--- Provided material ---

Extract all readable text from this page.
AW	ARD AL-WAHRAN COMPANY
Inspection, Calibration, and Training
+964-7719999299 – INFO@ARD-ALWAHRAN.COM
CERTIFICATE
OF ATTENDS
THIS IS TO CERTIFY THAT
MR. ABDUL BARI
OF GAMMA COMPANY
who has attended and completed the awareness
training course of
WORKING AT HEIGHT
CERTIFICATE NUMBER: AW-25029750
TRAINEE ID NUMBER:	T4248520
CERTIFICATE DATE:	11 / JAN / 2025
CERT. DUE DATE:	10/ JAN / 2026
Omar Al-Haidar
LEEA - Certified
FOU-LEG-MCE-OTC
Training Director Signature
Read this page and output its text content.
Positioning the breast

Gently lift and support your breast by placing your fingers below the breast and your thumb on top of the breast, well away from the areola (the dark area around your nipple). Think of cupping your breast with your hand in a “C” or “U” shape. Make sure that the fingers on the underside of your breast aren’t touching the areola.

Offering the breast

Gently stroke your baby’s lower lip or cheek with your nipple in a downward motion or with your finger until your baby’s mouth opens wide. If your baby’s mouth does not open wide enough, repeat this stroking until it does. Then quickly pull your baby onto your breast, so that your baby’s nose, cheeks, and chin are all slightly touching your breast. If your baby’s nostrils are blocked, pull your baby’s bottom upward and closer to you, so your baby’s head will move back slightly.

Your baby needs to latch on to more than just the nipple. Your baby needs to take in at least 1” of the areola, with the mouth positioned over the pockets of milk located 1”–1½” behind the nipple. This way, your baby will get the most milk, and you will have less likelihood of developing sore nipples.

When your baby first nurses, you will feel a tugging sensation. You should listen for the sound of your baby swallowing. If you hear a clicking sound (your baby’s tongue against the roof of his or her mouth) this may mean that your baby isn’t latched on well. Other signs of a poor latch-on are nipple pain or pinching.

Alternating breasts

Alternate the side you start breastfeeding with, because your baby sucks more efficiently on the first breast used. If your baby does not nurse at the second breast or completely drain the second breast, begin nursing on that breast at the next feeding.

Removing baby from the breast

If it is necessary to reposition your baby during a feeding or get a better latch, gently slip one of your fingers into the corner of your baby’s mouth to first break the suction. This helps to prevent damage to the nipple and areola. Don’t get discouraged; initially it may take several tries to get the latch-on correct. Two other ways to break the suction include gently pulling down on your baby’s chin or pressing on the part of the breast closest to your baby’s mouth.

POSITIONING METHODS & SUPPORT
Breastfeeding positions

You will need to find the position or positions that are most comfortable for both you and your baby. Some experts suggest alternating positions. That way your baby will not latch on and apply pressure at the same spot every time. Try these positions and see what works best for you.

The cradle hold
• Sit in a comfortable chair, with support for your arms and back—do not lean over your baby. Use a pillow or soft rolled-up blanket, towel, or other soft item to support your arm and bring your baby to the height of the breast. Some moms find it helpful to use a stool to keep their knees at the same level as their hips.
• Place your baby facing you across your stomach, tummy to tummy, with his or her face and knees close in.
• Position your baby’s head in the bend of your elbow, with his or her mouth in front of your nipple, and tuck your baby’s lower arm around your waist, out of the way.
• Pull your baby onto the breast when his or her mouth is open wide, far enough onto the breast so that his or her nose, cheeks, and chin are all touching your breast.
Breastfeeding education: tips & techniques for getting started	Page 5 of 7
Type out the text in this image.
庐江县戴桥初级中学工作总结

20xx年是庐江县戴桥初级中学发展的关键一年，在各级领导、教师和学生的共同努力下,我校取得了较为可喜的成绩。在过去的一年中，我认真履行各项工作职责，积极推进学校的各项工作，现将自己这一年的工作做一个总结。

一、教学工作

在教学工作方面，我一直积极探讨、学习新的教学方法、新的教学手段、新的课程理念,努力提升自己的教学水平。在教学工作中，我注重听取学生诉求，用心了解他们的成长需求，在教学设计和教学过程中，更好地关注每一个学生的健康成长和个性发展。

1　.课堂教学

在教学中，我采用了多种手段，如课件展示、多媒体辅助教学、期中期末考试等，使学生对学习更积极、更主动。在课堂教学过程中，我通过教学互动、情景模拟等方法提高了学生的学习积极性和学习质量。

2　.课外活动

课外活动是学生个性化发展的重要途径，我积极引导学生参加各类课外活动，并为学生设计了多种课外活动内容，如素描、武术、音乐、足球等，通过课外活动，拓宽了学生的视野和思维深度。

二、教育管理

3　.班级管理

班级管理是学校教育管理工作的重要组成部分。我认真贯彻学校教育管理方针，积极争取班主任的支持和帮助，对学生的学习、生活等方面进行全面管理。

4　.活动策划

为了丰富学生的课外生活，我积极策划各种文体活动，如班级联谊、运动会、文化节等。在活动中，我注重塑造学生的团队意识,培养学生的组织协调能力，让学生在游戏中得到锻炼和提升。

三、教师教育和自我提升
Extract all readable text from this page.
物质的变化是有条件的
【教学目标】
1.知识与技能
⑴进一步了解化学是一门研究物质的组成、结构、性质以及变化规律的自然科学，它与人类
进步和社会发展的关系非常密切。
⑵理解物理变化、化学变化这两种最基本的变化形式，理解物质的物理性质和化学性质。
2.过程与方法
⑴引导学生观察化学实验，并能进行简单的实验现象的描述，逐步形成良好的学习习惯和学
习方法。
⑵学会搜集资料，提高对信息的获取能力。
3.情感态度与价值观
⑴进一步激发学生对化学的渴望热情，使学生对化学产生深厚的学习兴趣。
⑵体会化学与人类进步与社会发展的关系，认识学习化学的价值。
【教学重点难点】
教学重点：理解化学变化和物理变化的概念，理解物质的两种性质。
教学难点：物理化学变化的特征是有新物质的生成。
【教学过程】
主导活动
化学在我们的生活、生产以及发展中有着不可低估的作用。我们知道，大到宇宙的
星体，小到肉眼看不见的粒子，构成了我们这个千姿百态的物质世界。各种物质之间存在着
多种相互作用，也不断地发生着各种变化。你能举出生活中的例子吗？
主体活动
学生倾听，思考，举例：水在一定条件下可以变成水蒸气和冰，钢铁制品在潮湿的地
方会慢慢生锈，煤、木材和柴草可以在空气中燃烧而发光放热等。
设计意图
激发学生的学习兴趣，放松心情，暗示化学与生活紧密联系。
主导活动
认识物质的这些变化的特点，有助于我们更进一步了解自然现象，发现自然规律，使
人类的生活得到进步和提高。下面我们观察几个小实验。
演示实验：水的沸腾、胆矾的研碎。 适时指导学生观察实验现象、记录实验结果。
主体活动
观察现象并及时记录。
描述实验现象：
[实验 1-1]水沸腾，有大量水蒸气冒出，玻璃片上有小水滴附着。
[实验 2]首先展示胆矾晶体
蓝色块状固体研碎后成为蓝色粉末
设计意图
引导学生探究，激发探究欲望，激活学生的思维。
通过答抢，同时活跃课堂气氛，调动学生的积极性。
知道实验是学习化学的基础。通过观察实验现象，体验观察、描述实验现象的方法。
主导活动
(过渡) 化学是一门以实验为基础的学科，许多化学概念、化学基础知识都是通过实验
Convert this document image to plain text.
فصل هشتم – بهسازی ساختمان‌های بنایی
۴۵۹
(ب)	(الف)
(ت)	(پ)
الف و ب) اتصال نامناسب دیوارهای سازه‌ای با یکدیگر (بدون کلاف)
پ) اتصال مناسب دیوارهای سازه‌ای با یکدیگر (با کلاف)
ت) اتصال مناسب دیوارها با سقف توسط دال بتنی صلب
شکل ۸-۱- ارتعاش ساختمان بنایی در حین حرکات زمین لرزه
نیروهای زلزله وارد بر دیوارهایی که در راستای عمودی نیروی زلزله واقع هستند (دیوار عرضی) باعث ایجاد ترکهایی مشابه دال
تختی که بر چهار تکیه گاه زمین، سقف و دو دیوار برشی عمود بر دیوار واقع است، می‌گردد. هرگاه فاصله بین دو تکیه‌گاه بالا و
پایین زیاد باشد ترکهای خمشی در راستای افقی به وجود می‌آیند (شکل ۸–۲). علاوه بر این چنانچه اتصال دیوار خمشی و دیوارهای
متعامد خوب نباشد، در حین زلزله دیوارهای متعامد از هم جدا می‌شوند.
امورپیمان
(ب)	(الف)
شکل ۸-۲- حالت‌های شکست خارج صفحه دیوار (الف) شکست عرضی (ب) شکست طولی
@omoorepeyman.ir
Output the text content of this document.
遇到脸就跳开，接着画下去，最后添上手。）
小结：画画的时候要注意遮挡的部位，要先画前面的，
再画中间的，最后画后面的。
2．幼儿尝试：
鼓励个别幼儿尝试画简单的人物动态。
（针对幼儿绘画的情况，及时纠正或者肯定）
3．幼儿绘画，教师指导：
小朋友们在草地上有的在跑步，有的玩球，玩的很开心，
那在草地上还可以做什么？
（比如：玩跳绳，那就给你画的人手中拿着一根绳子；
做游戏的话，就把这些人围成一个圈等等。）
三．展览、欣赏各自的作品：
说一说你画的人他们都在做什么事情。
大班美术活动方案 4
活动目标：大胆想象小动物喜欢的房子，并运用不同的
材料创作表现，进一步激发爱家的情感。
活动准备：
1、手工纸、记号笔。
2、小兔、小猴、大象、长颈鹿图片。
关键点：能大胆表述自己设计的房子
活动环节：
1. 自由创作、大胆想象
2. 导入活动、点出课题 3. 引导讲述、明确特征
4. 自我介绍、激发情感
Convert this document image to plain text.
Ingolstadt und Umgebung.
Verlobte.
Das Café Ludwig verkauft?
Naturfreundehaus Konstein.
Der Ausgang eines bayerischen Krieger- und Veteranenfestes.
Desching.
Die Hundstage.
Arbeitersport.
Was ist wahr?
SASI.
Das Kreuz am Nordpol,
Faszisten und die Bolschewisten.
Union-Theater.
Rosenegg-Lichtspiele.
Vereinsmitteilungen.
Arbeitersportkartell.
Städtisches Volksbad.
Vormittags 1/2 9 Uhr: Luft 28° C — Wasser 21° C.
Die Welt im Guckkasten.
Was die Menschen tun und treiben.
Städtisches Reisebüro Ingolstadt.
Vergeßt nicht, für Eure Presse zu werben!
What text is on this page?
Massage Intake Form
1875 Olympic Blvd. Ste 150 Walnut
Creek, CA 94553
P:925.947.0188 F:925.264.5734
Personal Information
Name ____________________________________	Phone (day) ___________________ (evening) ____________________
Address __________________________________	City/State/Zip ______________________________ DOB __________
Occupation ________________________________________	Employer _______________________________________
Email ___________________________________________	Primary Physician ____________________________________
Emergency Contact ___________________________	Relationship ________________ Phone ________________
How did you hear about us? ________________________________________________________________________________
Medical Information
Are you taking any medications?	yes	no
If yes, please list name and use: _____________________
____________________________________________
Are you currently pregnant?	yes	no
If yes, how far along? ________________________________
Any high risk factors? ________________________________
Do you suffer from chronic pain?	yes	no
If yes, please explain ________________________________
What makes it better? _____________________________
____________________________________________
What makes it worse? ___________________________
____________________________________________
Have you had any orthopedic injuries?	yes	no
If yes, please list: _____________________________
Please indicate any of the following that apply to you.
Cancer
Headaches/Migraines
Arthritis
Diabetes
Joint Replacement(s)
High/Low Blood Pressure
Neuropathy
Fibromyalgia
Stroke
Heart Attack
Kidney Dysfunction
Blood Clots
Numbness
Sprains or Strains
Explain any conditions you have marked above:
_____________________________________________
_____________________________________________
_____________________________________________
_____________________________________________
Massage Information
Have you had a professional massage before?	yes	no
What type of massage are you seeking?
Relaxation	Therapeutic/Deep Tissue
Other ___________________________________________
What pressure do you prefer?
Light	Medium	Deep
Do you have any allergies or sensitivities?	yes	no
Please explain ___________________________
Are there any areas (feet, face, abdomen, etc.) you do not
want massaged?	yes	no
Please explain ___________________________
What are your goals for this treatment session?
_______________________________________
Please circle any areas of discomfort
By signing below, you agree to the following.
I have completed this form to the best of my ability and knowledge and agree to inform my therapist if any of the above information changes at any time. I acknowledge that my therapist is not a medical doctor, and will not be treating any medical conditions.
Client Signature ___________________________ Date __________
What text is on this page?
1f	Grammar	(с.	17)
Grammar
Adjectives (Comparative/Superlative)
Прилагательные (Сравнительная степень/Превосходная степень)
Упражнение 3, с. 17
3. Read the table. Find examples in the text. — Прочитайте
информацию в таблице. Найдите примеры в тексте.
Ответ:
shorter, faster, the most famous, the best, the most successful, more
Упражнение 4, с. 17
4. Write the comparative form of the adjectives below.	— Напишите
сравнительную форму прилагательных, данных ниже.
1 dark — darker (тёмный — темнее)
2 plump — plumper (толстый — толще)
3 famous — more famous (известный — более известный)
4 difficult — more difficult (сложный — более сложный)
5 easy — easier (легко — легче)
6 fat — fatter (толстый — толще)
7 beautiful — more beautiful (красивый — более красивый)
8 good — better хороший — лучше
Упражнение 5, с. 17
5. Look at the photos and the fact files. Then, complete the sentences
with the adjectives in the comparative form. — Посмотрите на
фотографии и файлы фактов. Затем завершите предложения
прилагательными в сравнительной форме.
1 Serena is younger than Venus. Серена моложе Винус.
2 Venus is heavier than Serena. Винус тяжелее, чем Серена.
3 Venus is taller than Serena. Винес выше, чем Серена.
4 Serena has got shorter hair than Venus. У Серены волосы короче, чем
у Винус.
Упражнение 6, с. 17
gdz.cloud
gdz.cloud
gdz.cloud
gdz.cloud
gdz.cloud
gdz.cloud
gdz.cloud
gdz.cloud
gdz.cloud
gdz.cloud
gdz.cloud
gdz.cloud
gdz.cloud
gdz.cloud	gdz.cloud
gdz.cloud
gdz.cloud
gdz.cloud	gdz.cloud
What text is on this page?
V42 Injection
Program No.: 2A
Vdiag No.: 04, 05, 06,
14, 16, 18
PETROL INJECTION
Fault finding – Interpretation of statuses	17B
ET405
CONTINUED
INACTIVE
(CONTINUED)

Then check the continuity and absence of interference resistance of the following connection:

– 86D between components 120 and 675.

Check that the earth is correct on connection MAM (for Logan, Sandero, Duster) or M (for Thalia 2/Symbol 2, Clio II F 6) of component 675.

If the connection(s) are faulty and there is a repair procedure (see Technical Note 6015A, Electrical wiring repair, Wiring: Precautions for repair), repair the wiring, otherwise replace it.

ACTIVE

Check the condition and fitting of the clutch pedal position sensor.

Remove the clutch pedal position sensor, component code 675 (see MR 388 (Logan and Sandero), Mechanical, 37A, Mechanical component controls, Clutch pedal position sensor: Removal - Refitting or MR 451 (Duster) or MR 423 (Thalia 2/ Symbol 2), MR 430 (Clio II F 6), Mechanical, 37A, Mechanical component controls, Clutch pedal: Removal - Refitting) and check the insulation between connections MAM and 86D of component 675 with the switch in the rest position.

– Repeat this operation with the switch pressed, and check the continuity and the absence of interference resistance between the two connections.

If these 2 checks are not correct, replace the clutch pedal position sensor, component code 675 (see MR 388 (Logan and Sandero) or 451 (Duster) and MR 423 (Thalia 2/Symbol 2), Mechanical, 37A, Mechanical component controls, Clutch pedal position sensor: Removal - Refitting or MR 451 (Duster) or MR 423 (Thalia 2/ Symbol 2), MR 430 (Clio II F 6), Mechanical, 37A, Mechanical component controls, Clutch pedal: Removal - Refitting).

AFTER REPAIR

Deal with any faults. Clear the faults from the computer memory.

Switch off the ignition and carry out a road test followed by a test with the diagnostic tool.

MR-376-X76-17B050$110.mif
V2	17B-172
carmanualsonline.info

---

Where a line above contains the word "dark", copy that line.

- Answer to the task:
Gently lift and support your breast by placing your fingers below the breast and your thumb on top of the breast, well away from the areola (the dark area around your nipple). Think of cupping your breast with your hand in a “C” or “U” shape. Make sure that the fingers on the underside of your breast aren’t touching the areola.
1 dark — darker (тёмный — темнее)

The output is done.